### WHAT IS REQUIRED
Write the records below out again. Match them exactly.

### SUPPLIED DATA
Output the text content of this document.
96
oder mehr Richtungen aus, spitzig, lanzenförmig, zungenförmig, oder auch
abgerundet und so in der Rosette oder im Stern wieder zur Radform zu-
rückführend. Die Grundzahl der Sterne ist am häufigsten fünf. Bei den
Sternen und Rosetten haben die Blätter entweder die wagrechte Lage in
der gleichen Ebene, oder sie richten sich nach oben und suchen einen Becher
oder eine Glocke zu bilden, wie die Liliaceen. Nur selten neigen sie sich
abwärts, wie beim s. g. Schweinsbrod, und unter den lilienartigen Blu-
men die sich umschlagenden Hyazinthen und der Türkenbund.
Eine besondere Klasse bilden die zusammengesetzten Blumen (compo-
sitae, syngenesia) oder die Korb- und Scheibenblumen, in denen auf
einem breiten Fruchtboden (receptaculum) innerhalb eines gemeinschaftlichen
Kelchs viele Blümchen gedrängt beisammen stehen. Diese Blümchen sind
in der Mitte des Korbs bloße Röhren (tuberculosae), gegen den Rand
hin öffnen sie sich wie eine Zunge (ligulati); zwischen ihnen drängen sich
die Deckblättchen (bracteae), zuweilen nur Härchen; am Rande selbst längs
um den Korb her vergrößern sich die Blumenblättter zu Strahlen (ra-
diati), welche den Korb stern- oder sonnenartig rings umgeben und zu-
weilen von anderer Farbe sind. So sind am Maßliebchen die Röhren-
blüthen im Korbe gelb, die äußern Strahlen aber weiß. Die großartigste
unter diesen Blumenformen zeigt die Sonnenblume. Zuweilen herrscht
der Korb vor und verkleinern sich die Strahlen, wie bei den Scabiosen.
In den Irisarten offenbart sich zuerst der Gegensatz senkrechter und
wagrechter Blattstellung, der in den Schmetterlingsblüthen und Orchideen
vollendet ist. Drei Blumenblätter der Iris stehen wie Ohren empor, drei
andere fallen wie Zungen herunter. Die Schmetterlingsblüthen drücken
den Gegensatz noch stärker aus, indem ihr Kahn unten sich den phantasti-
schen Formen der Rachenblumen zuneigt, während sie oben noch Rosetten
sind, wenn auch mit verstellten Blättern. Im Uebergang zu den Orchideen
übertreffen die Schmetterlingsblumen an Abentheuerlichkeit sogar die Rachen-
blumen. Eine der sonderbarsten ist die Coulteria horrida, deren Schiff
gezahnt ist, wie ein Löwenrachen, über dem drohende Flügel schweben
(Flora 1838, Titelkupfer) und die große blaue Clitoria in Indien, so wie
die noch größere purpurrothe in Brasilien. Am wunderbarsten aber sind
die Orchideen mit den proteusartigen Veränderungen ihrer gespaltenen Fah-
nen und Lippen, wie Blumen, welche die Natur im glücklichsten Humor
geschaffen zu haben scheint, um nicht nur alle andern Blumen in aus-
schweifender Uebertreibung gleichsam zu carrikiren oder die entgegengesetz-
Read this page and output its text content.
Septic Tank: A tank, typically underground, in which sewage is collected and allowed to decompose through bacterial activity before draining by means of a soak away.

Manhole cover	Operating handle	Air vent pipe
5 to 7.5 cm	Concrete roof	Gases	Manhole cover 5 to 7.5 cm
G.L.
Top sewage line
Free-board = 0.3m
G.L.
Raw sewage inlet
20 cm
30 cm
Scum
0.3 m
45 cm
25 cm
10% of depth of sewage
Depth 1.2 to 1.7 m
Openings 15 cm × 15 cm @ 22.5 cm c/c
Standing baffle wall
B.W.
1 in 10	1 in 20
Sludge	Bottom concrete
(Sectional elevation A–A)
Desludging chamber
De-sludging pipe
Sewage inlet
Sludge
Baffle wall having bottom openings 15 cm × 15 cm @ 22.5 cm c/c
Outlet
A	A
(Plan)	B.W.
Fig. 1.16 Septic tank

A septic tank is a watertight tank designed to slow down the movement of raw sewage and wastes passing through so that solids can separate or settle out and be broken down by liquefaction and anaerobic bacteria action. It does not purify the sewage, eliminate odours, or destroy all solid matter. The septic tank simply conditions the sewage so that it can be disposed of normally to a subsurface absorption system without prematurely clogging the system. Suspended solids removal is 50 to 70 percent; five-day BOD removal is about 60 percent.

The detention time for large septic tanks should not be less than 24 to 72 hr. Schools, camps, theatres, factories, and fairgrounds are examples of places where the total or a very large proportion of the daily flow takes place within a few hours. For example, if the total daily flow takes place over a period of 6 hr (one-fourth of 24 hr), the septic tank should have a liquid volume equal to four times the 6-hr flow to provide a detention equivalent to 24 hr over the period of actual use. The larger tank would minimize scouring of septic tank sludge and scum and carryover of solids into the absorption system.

### EXERCISE RESPONSE
Output the text content of this document.
96
oder mehr Richtungen aus, spitzig, lanzenförmig, zungenförmig, oder auch
abgerundet und so in der Rosette oder im Stern wieder zur Radform zu-
rückführend. Die Grundzahl der Sterne ist am häufigsten fünf. Bei den
Sternen und Rosetten haben die Blätter entweder die wagrechte Lage in
der gleichen Ebene, oder sie richten sich nach oben und suchen einen Becher
oder eine Glocke zu bilden, wie die Liliaceen. Nur selten neigen sie sich
abwärts, wie beim s. g. Schweinsbrod, und unter den lilienartigen Blu-
men die sich umschlagenden Hyazinthen und der Türkenbund.
Eine besondere Klasse bilden die zusammengesetzten Blumen (compo-
sitae, syngenesia) oder die Korb- und Scheibenblumen, in denen auf
einem breiten Fruchtboden (receptaculum) innerhalb eines gemeinschaftlichen
Kelchs viele Blümchen gedrängt beisammen stehen. Diese Blümchen sind
in der Mitte des Korbs bloße Röhren (tuberculosae), gegen den Rand
hin öffnen sie sich wie eine Zunge (ligulati); zwischen ihnen drängen sich
die Deckblättchen (bracteae), zuweilen nur Härchen; am Rande selbst längs
um den Korb her vergrößern sich die Blumenblättter zu Strahlen (ra-
diati), welche den Korb stern- oder sonnenartig rings umgeben und zu-
weilen von anderer Farbe sind. So sind am Maßliebchen die Röhren-
blüthen im Korbe gelb, die äußern Strahlen aber weiß. Die großartigste
unter diesen Blumenformen zeigt die Sonnenblume. Zuweilen herrscht
der Korb vor und verkleinern sich die Strahlen, wie bei den Scabiosen.
In den Irisarten offenbart sich zuerst der Gegensatz senkrechter und
wagrechter Blattstellung, der in den Schmetterlingsblüthen und Orchideen
vollendet ist. Drei Blumenblätter der Iris stehen wie Ohren empor, drei
andere fallen wie Zungen herunter. Die Schmetterlingsblüthen drücken
den Gegensatz noch stärker aus, indem ihr Kahn unten sich den phantasti-
schen Formen der Rachenblumen zuneigt, während sie oben noch Rosetten
sind, wenn auch mit verstellten Blättern. Im Uebergang zu den Orchideen
übertreffen die Schmetterlingsblumen an Abentheuerlichkeit sogar die Rachen-
blumen. Eine der sonderbarsten ist die Coulteria horrida, deren Schiff
gezahnt ist, wie ein Löwenrachen, über dem drohende Flügel schweben
(Flora 1838, Titelkupfer) und die große blaue Clitoria in Indien, so wie
die noch größere purpurrothe in Brasilien. Am wunderbarsten aber sind
die Orchideen mit den proteusartigen Veränderungen ihrer gespaltenen Fah-
nen und Lippen, wie Blumen, welche die Natur im glücklichsten Humor
geschaffen zu haben scheint, um nicht nur alle andern Blumen in aus-
schweifender Uebertreibung gleichsam zu carrikiren oder die entgegengesetz-
Read this page and output its text content.
Septic Tank: A tank, typically underground, in which sewage is collected and allowed to decompose through bacterial activity before draining by means of a soak away.

Manhole cover	Operating handle	Air vent pipe
5 to 7.5 cm	Concrete roof	Gases	Manhole cover 5 to 7.5 cm
G.L.
Top sewage line
Free-board = 0.3m
G.L.
Raw sewage inlet
20 cm
30 cm
Scum
0.3 m
45 cm
25 cm
10% of depth of sewage
Depth 1.2 to 1.7 m
Openings 15 cm × 15 cm @ 22.5 cm c/c
Standing baffle wall
B.W.
1 in 10	1 in 20
Sludge	Bottom concrete
(Sectional elevation A–A)
Desludging chamber
De-sludging pipe
Sewage inlet
Sludge
Baffle wall having bottom openings 15 cm × 15 cm @ 22.5 cm c/c
Outlet
A	A
(Plan)	B.W.
Fig. 1.16 Septic tank

A septic tank is a watertight tank designed to slow down the movement of raw sewage and wastes passing through so that solids can separate or settle out and be broken down by liquefaction and anaerobic bacteria action. It does not purify the sewage, eliminate odours, or destroy all solid matter. The septic tank simply conditions the sewage so that it can be disposed of normally to a subsurface absorption system without prematurely clogging the system. Suspended solids removal is 50 to 70 percent; five-day BOD removal is about 60 percent.

The detention time for large septic tanks should not be less than 24 to 72 hr. Schools, camps, theatres, factories, and fairgrounds are examples of places where the total or a very large proportion of the daily flow takes place within a few hours. For example, if the total daily flow takes place over a period of 6 hr (one-fourth of 24 hr), the septic tank should have a liquid volume equal to four times the 6-hr flow to provide a detention equivalent to 24 hr over the period of actual use. The larger tank would minimize scouring of septic tank sludge and scum and carryover of solids into the absorption system.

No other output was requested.